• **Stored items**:
»»

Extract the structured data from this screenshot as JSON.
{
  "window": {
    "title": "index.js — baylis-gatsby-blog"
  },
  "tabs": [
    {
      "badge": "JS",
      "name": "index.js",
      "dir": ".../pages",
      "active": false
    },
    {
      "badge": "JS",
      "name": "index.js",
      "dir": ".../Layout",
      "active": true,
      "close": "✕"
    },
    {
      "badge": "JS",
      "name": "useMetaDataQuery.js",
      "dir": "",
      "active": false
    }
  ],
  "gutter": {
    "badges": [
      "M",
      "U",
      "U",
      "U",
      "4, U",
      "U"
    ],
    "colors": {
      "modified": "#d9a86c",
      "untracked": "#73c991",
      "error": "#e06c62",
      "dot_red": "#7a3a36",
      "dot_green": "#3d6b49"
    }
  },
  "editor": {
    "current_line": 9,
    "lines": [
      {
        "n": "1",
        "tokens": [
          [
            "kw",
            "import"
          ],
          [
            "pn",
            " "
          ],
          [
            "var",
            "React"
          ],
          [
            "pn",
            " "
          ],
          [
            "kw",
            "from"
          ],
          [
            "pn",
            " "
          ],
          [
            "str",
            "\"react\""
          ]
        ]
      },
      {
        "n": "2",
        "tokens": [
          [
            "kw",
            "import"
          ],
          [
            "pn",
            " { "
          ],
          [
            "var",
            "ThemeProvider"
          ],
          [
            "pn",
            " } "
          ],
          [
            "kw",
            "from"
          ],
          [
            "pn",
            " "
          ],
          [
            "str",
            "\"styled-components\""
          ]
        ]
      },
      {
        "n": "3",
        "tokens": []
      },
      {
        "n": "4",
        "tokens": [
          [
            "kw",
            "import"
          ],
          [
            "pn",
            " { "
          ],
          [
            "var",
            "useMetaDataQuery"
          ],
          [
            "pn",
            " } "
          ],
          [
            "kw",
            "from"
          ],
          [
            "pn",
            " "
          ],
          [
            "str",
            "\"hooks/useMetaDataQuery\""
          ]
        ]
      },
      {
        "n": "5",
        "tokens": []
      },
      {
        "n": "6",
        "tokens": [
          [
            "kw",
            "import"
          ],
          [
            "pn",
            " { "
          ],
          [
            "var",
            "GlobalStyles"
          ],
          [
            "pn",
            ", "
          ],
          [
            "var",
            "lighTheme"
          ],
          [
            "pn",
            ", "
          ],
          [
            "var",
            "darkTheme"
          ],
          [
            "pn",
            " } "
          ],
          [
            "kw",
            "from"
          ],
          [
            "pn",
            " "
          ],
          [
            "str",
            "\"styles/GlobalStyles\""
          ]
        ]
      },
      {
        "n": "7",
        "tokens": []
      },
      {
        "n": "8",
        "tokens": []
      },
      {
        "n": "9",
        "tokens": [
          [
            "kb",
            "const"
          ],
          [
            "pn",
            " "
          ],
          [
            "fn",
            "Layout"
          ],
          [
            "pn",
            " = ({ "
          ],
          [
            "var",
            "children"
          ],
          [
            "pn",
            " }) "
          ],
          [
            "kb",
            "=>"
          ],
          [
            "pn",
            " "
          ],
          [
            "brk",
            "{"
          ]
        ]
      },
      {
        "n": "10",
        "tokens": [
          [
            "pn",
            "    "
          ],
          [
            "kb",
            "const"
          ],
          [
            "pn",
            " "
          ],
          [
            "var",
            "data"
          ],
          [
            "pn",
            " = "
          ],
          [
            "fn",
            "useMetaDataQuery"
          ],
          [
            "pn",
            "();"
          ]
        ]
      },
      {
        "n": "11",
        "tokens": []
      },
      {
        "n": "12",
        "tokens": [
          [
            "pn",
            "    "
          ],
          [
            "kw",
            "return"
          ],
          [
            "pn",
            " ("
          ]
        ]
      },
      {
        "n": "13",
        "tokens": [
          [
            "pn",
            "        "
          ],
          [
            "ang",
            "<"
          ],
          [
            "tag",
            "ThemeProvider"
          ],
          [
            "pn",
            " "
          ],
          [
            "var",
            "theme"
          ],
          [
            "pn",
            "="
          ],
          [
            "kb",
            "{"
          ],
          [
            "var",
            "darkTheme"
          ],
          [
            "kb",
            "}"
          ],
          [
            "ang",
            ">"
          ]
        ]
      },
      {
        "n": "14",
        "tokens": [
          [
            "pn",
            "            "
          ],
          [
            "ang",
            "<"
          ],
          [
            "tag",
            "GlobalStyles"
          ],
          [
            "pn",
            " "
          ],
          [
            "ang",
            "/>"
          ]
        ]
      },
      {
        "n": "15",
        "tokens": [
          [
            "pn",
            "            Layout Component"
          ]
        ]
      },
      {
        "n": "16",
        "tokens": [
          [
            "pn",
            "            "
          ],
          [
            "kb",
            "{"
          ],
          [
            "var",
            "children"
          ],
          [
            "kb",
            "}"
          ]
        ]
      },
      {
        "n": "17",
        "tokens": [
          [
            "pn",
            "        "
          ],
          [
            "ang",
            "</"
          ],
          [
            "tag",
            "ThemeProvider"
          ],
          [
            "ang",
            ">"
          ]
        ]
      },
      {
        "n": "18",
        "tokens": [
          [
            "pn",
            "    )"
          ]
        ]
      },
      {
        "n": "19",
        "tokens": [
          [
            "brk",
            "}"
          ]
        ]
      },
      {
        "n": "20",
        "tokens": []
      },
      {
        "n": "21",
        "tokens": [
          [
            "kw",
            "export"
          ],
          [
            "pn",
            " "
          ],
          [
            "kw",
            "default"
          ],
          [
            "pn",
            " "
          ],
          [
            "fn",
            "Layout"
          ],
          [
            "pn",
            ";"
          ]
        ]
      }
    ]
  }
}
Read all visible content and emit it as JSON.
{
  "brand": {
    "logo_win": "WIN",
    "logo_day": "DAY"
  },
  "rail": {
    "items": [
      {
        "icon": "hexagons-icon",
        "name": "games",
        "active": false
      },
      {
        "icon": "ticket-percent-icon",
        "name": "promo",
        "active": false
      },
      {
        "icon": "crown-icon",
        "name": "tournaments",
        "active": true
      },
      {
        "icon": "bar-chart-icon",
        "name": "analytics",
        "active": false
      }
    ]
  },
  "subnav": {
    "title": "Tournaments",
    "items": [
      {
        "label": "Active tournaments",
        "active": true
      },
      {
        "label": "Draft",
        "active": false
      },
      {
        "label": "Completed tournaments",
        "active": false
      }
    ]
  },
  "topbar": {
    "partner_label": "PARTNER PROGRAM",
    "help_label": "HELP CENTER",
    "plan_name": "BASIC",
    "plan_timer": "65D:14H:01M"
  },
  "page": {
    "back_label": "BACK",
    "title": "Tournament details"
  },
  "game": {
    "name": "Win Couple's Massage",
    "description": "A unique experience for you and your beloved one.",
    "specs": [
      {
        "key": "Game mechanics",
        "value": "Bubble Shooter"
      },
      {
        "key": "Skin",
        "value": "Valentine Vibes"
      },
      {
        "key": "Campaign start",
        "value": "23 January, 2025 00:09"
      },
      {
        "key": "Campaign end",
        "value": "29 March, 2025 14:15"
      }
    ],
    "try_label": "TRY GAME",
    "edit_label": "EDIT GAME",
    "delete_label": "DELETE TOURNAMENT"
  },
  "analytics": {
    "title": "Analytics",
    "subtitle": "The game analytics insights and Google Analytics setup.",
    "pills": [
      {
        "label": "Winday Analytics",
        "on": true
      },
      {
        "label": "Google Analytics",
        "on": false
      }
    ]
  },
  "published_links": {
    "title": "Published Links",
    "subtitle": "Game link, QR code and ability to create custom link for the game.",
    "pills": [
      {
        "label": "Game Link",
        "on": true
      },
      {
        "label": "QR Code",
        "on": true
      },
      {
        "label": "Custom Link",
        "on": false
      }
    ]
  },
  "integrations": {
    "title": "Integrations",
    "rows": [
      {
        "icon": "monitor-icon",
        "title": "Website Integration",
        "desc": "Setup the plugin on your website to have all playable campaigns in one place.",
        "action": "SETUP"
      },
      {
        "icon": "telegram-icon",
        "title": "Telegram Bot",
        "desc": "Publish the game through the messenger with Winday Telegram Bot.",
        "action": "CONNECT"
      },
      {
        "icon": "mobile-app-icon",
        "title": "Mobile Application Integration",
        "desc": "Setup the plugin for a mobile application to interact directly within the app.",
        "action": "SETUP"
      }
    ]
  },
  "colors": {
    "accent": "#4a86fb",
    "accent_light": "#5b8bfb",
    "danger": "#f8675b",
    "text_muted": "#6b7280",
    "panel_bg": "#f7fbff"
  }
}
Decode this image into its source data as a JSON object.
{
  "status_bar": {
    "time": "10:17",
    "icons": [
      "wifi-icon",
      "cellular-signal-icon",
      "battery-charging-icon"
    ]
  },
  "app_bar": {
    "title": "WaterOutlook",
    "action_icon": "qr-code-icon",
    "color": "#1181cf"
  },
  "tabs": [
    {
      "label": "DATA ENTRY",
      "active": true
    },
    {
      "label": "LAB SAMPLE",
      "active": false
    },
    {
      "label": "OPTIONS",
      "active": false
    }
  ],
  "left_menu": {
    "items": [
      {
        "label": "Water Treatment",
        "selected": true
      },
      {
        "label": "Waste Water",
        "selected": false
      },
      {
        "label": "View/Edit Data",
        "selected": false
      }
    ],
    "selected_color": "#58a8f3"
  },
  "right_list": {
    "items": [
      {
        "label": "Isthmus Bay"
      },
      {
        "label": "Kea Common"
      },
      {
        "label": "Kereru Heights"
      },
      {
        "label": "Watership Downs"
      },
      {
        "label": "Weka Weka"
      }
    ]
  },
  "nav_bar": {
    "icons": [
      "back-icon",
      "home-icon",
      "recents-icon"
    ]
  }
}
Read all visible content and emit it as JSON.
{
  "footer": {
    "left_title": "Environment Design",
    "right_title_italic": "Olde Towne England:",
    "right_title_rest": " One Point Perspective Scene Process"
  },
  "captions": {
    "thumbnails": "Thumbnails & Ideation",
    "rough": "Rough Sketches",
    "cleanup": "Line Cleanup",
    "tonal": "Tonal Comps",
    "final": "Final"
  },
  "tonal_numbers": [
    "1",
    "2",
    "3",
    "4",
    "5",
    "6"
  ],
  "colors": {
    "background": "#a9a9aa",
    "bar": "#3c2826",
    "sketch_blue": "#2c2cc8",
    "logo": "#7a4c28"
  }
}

««

• **Short exercise**:
In the entries above, find lines with "plugin" and copy each.

• **Exercise response**:
        "desc": "Setup the plugin on your website to have all playable campaigns in one place.",
        "desc": "Setup the plugin for a mobile application to interact directly within the app.",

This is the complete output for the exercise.